"""
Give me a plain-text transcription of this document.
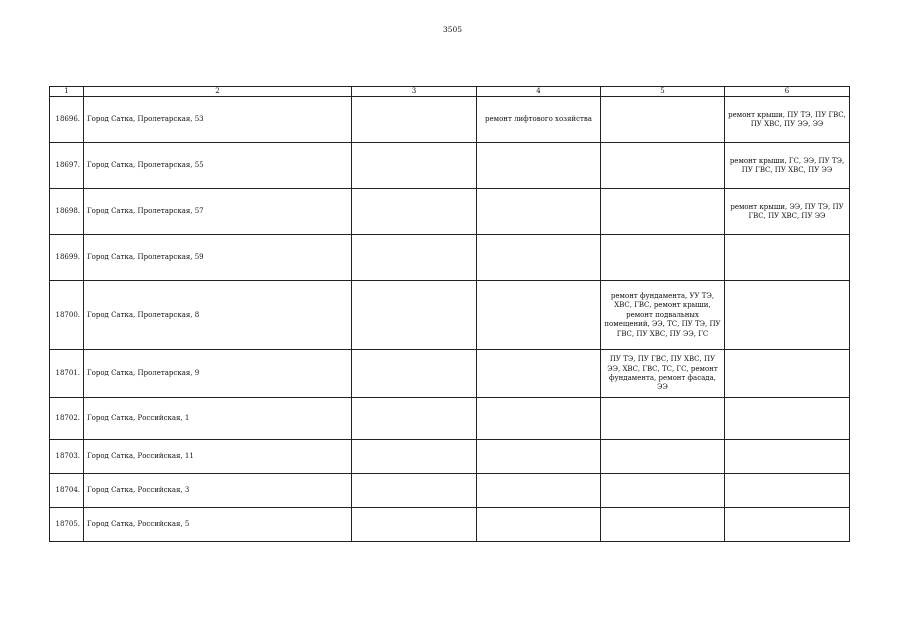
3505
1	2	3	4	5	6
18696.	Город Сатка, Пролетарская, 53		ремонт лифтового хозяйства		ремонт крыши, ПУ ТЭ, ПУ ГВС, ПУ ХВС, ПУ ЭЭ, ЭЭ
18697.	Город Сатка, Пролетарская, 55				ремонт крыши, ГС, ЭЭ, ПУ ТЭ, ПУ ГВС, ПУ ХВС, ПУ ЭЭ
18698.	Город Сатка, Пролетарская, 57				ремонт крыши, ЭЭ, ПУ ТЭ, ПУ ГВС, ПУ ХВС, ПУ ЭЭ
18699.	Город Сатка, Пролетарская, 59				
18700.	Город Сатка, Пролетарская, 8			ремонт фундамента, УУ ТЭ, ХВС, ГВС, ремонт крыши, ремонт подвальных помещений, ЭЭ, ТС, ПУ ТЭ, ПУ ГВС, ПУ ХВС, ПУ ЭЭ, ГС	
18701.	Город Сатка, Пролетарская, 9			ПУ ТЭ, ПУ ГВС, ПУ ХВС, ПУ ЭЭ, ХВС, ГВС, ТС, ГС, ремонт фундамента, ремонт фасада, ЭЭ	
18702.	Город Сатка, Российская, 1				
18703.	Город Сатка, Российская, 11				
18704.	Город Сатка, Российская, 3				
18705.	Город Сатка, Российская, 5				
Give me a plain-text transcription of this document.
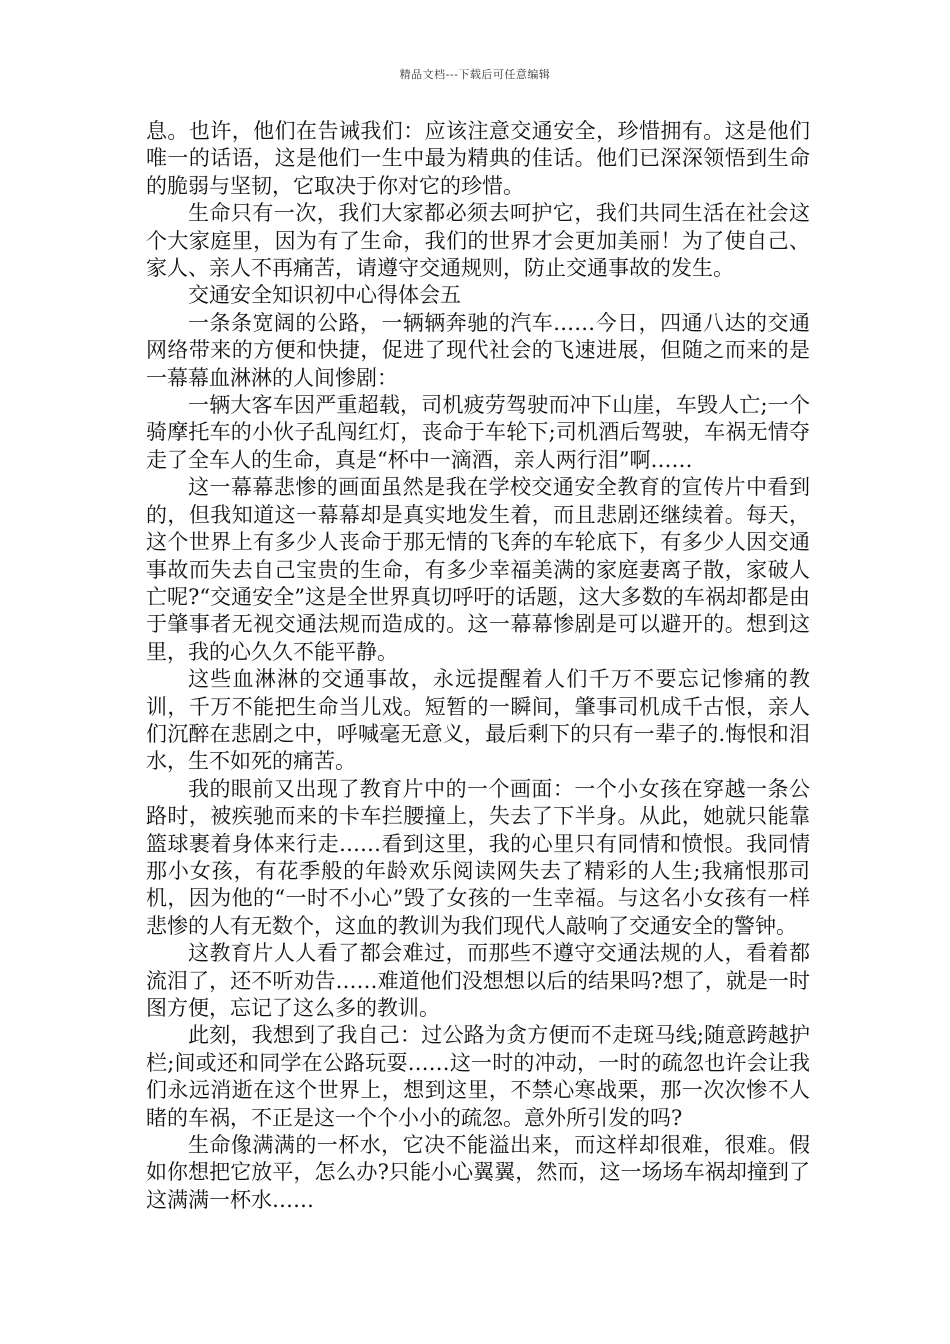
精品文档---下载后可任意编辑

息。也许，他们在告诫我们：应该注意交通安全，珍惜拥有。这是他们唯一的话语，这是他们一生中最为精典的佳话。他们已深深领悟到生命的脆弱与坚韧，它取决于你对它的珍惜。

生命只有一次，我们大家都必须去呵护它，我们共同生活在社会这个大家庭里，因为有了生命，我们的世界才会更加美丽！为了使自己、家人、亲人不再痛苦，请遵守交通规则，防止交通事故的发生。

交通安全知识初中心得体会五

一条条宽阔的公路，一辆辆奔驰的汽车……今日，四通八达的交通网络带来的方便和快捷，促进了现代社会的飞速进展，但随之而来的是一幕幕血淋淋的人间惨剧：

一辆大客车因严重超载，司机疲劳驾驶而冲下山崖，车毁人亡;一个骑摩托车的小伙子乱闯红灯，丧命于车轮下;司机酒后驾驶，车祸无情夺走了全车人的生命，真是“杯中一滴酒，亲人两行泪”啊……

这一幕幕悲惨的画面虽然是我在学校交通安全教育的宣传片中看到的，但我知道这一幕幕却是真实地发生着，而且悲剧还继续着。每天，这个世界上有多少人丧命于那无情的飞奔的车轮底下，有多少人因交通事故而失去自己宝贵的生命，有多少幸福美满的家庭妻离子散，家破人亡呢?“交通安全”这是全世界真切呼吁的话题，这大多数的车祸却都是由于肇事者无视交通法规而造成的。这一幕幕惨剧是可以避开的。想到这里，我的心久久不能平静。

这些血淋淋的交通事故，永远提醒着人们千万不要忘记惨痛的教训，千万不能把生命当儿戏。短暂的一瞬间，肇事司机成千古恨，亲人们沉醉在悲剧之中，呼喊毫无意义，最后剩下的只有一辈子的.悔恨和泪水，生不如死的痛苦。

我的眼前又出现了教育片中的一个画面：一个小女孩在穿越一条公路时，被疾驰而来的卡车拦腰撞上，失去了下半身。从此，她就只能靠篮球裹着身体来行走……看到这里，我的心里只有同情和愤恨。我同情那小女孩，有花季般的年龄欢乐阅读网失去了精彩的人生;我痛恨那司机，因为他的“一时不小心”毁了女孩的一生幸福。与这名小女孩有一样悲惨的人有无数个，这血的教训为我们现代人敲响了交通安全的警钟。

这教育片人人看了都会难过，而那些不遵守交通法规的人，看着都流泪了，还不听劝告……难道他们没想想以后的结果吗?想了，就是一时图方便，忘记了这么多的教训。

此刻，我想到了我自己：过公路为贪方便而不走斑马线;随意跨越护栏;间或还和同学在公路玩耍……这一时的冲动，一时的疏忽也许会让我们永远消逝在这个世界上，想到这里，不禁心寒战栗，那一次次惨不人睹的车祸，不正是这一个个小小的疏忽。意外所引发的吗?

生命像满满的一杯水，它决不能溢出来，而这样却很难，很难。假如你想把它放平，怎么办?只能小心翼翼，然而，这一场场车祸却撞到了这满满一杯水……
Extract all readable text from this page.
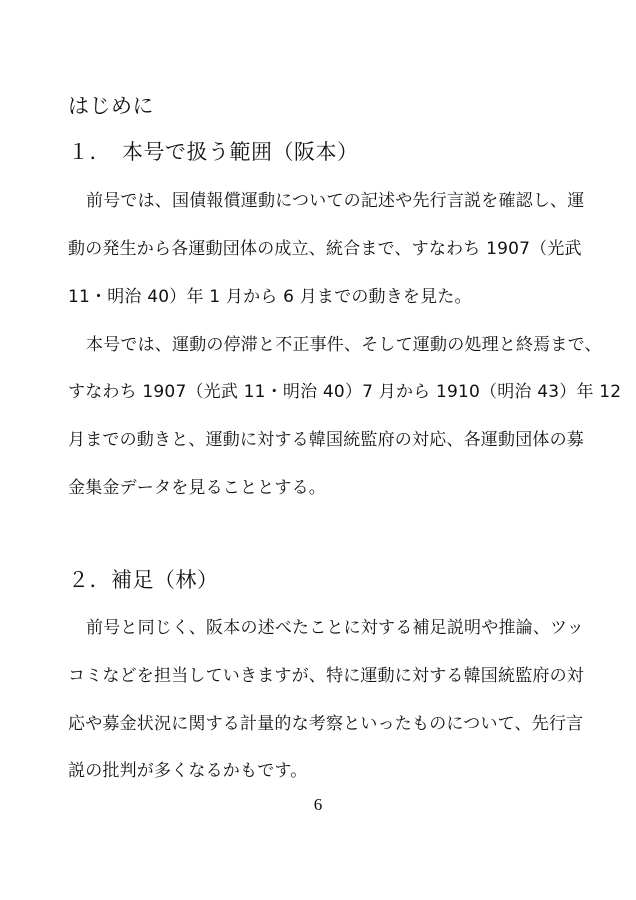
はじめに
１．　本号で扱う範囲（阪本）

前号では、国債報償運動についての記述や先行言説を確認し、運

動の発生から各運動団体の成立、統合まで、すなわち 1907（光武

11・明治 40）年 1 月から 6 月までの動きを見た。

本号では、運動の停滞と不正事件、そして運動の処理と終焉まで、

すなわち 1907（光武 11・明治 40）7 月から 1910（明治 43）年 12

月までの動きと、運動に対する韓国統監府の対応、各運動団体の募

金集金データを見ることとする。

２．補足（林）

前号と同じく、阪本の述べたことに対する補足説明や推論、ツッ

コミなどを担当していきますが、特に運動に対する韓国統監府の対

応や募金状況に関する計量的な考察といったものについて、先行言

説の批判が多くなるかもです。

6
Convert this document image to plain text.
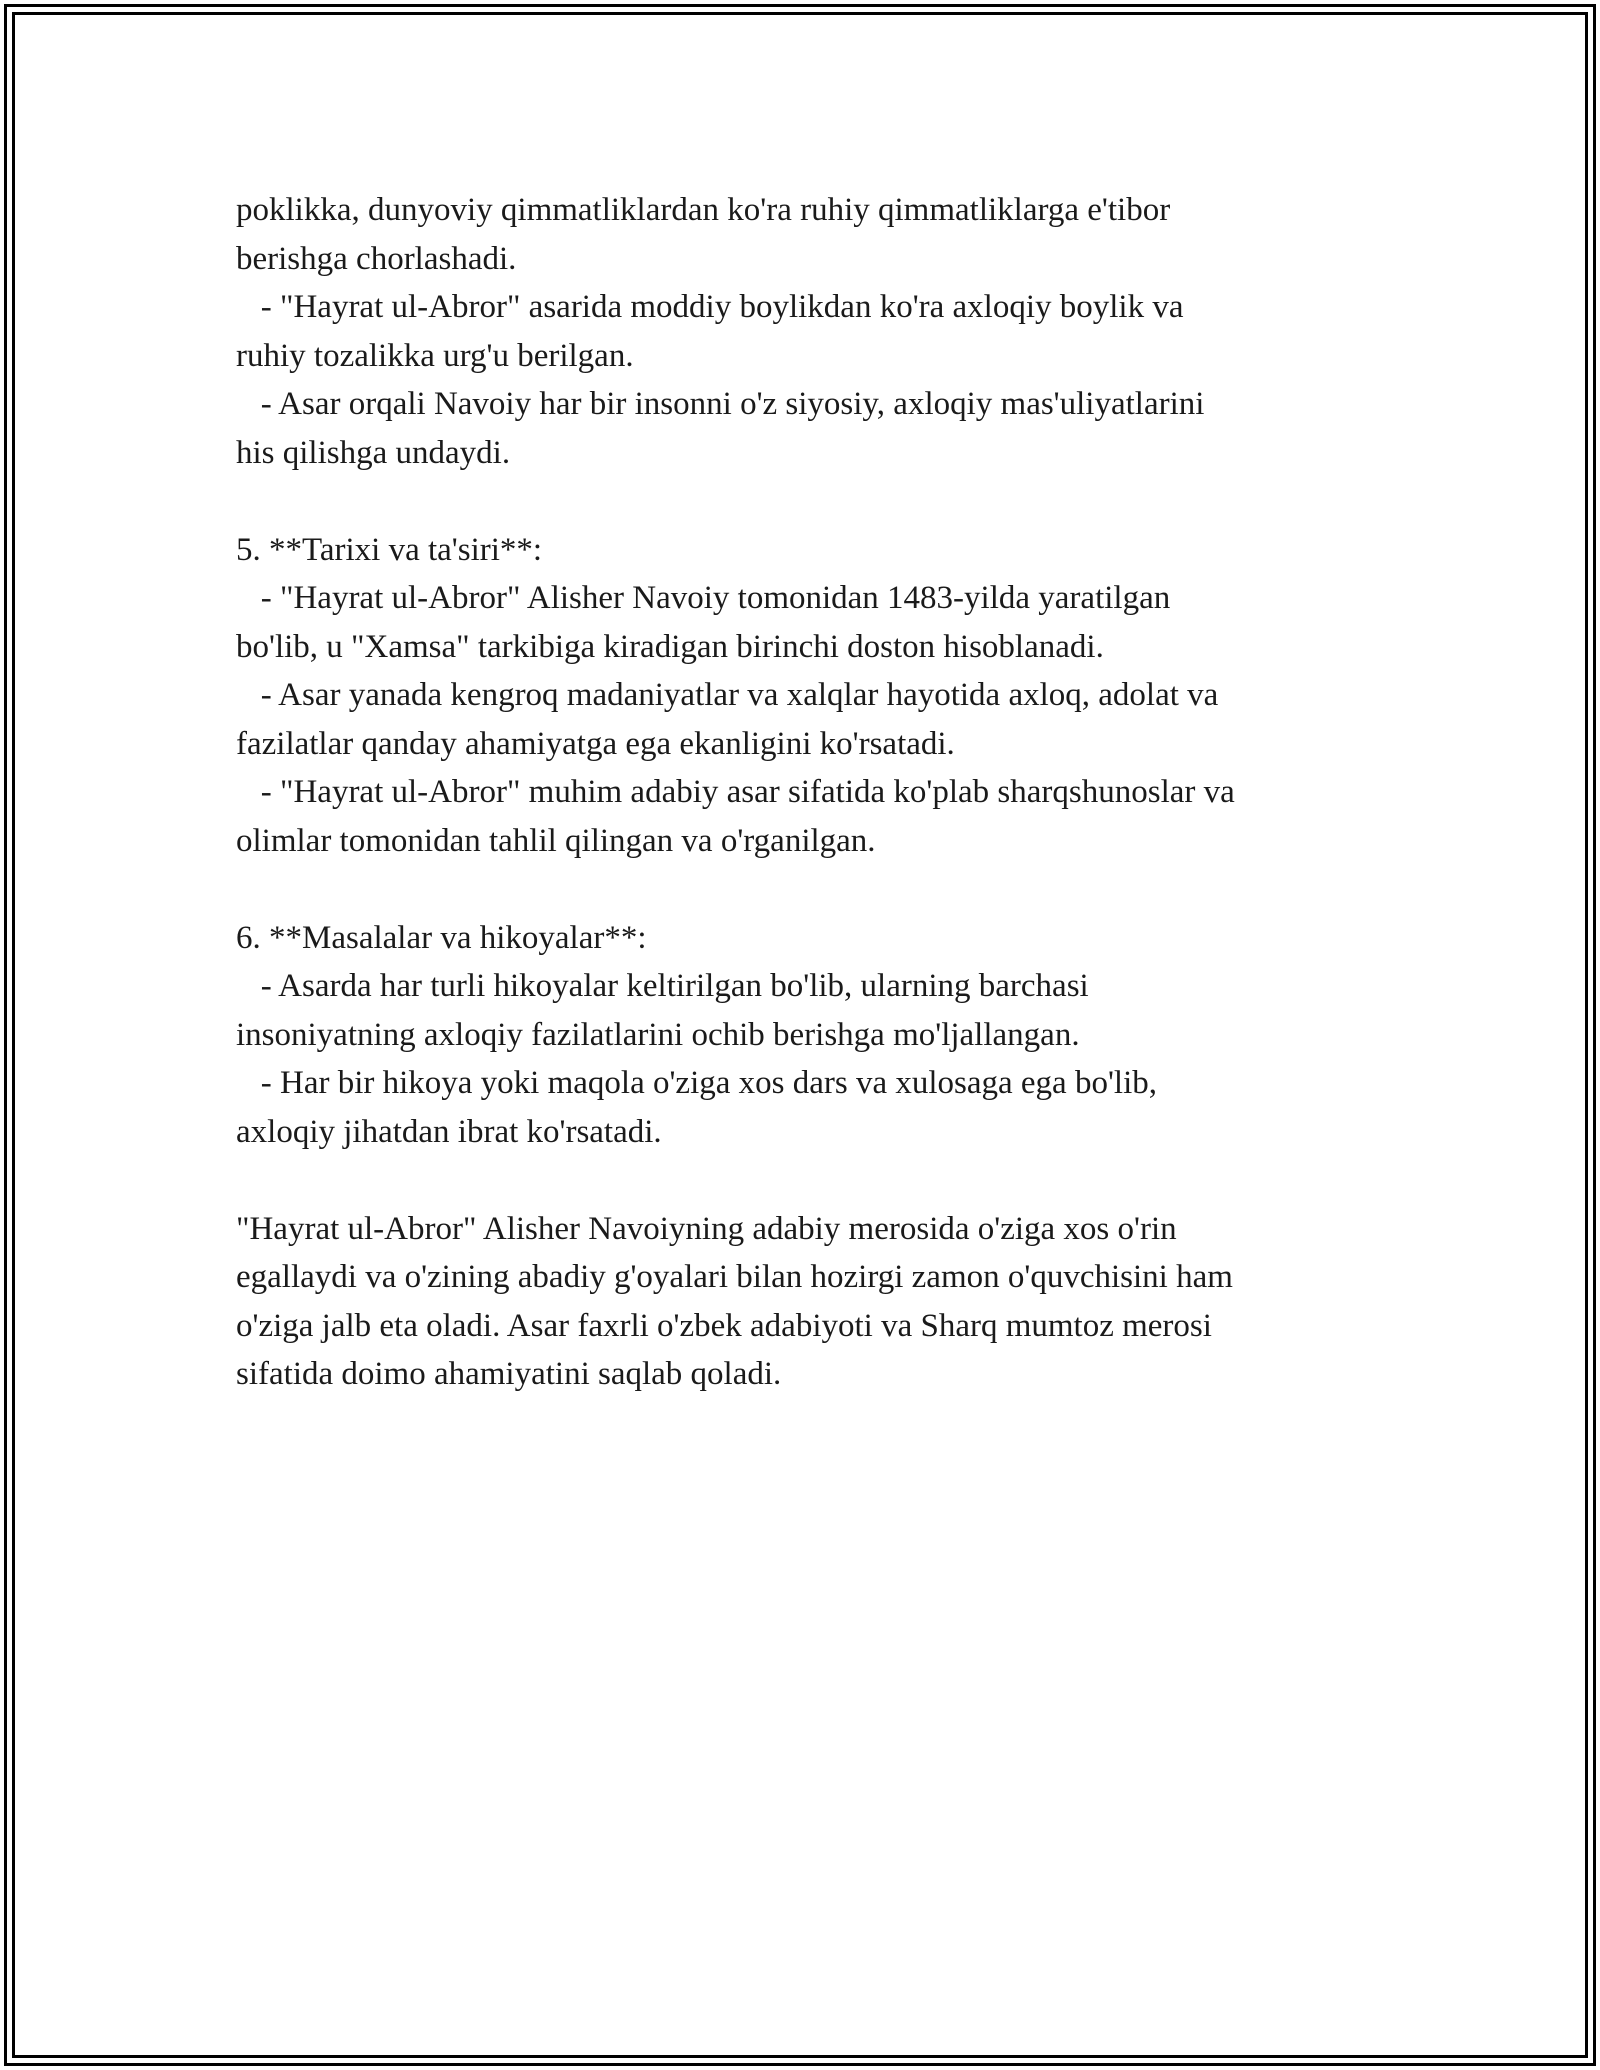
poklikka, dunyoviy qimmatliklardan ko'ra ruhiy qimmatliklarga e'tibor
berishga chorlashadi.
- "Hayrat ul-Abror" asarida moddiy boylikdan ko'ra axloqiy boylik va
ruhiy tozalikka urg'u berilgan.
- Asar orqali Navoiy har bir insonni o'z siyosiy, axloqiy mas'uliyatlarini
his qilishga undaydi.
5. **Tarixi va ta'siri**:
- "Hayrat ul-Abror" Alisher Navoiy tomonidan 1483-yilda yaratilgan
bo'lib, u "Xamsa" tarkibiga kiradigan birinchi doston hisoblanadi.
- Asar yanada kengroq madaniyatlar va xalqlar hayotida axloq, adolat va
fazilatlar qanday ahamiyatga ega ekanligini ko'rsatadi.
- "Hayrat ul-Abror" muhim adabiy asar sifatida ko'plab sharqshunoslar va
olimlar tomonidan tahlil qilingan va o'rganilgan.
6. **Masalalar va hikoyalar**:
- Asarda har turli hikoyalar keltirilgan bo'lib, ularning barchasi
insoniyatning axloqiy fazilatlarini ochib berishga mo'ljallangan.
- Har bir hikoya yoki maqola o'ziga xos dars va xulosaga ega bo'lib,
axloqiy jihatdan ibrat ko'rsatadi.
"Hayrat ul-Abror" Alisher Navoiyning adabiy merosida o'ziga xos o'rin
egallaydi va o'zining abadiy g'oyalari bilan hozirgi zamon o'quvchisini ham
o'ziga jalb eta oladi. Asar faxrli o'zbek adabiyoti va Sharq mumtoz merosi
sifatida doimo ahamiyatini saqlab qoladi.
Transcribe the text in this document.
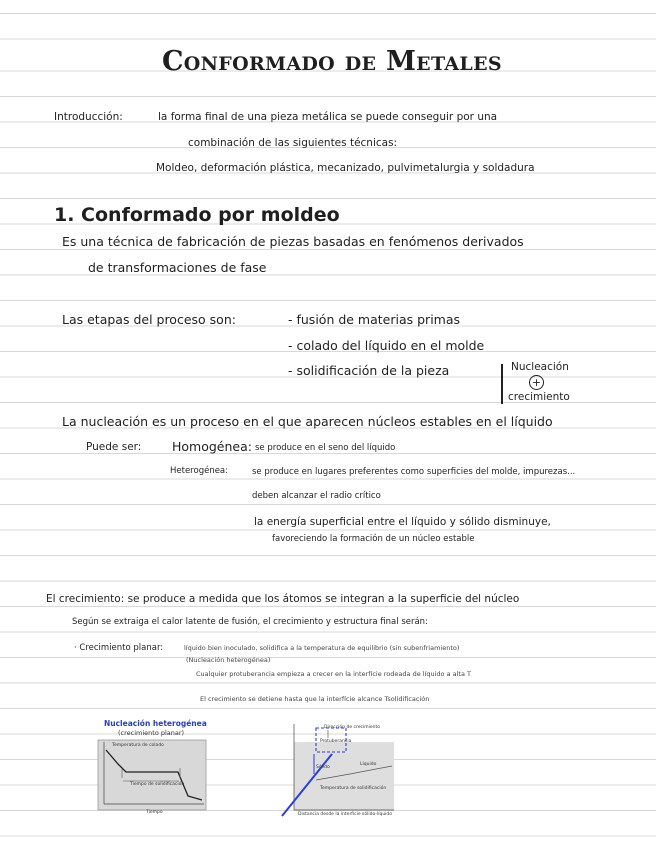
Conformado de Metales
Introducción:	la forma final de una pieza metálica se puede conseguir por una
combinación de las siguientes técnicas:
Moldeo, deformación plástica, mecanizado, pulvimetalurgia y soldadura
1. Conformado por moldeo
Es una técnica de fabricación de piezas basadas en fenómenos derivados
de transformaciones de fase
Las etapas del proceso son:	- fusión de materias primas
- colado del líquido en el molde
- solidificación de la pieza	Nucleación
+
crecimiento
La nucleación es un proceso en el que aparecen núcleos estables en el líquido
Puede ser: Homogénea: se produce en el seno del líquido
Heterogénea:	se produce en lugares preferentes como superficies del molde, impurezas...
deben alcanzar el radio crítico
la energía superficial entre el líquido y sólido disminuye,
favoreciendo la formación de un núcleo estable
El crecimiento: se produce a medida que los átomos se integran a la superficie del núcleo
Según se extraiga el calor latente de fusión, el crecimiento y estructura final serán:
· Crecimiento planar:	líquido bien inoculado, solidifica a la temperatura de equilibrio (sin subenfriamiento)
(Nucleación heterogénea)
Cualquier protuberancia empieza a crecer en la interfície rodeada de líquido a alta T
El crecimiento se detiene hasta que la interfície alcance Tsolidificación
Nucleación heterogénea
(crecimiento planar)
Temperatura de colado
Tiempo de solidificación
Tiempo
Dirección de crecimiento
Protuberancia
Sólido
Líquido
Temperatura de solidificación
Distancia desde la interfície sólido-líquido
"""
# [Do this]
Copy out each line in the listing that has the word "Hayrat".

# [Exercise result]
- "Hayrat ul-Abror" asarida moddiy boylikdan ko'ra axloqiy boylik va
- "Hayrat ul-Abror" Alisher Navoiy tomonidan 1483-yilda yaratilgan
- "Hayrat ul-Abror" muhim adabiy asar sifatida ko'plab sharqshunoslar va
"Hayrat ul-Abror" Alisher Navoiyning adabiy merosida o'ziga xos o'rin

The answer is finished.